> Exercise prompt
Copy each line of the records that holds the string "取消默认动作".

> Material for this task
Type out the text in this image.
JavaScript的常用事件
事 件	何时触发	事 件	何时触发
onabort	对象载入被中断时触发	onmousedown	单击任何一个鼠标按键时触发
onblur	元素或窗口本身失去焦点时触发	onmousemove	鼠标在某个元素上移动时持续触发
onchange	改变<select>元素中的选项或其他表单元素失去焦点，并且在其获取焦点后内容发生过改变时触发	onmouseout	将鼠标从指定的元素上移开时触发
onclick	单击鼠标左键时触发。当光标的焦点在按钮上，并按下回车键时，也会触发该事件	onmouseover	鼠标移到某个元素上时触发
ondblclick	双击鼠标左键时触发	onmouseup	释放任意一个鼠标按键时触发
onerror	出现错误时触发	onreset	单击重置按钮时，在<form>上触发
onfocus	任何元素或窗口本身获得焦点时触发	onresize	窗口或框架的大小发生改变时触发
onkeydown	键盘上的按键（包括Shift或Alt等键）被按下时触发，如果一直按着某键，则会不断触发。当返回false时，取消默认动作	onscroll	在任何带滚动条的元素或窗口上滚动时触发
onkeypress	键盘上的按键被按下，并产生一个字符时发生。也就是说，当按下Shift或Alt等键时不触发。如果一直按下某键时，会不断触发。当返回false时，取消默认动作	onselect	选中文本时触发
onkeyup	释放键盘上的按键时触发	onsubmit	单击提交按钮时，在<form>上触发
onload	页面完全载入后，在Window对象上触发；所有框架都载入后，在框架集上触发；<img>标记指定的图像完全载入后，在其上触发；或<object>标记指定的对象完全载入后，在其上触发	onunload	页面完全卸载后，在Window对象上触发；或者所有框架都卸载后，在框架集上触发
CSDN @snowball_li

> Written reply
onkeydown	键盘上的按键（包括Shift或Alt等键）被按下时触发，如果一直按着某键，则会不断触发。当返回false时，取消默认动作	onscroll	在任何带滚动条的元素或窗口上滚动时触发
onkeypress	键盘上的按键被按下，并产生一个字符时发生。也就是说，当按下Shift或Alt等键时不触发。如果一直按下某键时，会不断触发。当返回false时，取消默认动作	onselect	选中文本时触发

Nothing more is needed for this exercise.